━━ DATA ROWS ━━
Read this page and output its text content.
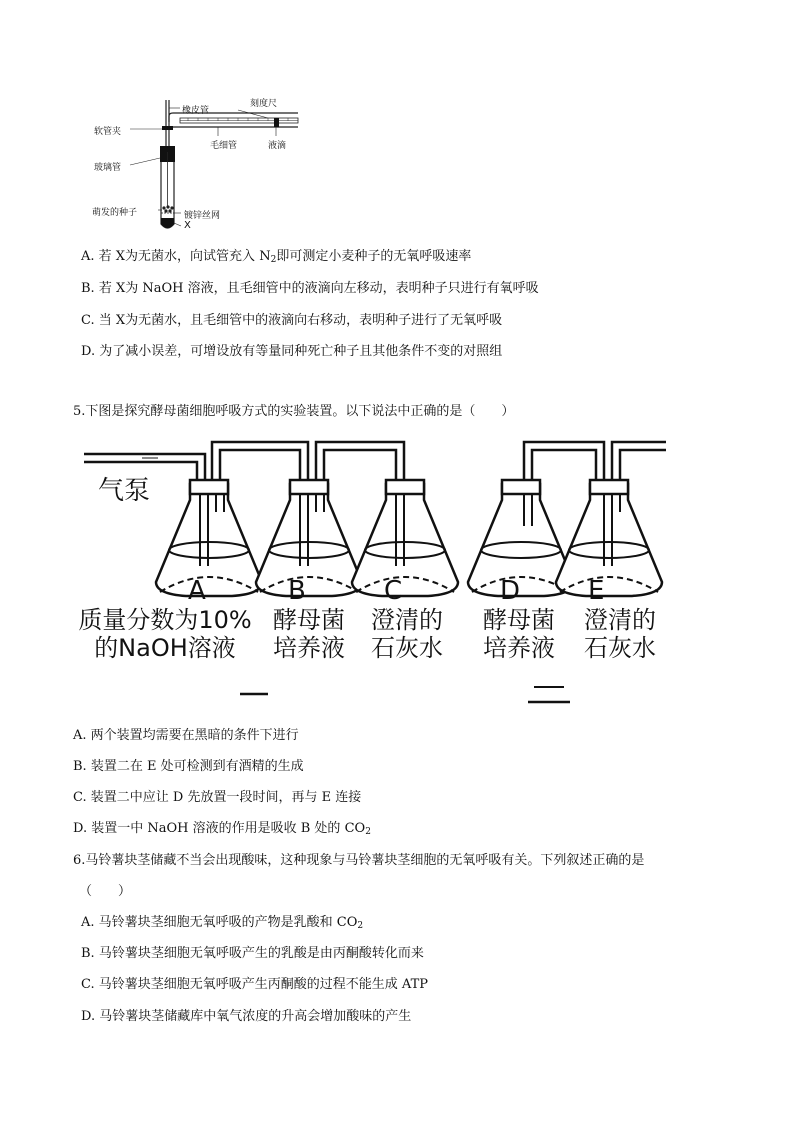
橡皮管
刻度尺
软管夹
毛细管	液滴
玻璃管
萌发的种子	镀锌丝网
X
A. 若 X为无菌水，向试管充入 $N_2$即可测定小麦种子的无氧呼吸速率
B. 若 X为 NaOH 溶液，且毛细管中的液滴向左移动，表明种子只进行有氧呼吸
C. 当 X为无菌水，且毛细管中的液滴向右移动，表明种子进行了无氧呼吸
D. 为了减小误差，可增设放有等量同种死亡种子且其他条件不变的对照组
5.下图是探究酵母菌细胞呼吸方式的实验装置。以下说法中正确的是（　　）
气泵
A	B	C	D	E
质量分数为10%
的NaOH溶液
酵母菌
培养液
澄清的
石灰水
酵母菌
培养液
澄清的
石灰水
A. 两个装置均需要在黑暗的条件下进行
B. 装置二在 E 处可检测到有酒精的生成
C. 装置二中应让 D 先放置一段时间，再与 E 连接
D. 装置一中 NaOH 溶液的作用是吸收 B 处的 $CO_2$
6.马铃薯块茎储藏不当会出现酸味，这种现象与马铃薯块茎细胞的无氧呼吸有关。下列叙述正确的是
（　　）
A. 马铃薯块茎细胞无氧呼吸的产物是乳酸和 $CO_2$
B. 马铃薯块茎细胞无氧呼吸产生的乳酸是由丙酮酸转化而来
C. 马铃薯块茎细胞无氧呼吸产生丙酮酸的过程不能生成 ATP
D. 马铃薯块茎储藏库中氧气浓度的升高会增加酸味的产生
━━━
- [BRIEF]: Omit every image. Quote each record exactly.

- [EXPECTED ANSWER]:
Read this page and output its text content.
橡皮管
刻度尺
软管夹
毛细管	液滴
玻璃管
萌发的种子	镀锌丝网
X
A. 若 X为无菌水，向试管充入 $N_2$即可测定小麦种子的无氧呼吸速率
B. 若 X为 NaOH 溶液，且毛细管中的液滴向左移动，表明种子只进行有氧呼吸
C. 当 X为无菌水，且毛细管中的液滴向右移动，表明种子进行了无氧呼吸
D. 为了减小误差，可增设放有等量同种死亡种子且其他条件不变的对照组
5.下图是探究酵母菌细胞呼吸方式的实验装置。以下说法中正确的是（　　）
气泵
A	B	C	D	E
质量分数为10%
的NaOH溶液
酵母菌
培养液
澄清的
石灰水
酵母菌
培养液
澄清的
石灰水
A. 两个装置均需要在黑暗的条件下进行
B. 装置二在 E 处可检测到有酒精的生成
C. 装置二中应让 D 先放置一段时间，再与 E 连接
D. 装置一中 NaOH 溶液的作用是吸收 B 处的 $CO_2$
6.马铃薯块茎储藏不当会出现酸味，这种现象与马铃薯块茎细胞的无氧呼吸有关。下列叙述正确的是
（　　）
A. 马铃薯块茎细胞无氧呼吸的产物是乳酸和 $CO_2$
B. 马铃薯块茎细胞无氧呼吸产生的乳酸是由丙酮酸转化而来
C. 马铃薯块茎细胞无氧呼吸产生丙酮酸的过程不能生成 ATP
D. 马铃薯块茎储藏库中氧气浓度的升高会增加酸味的产生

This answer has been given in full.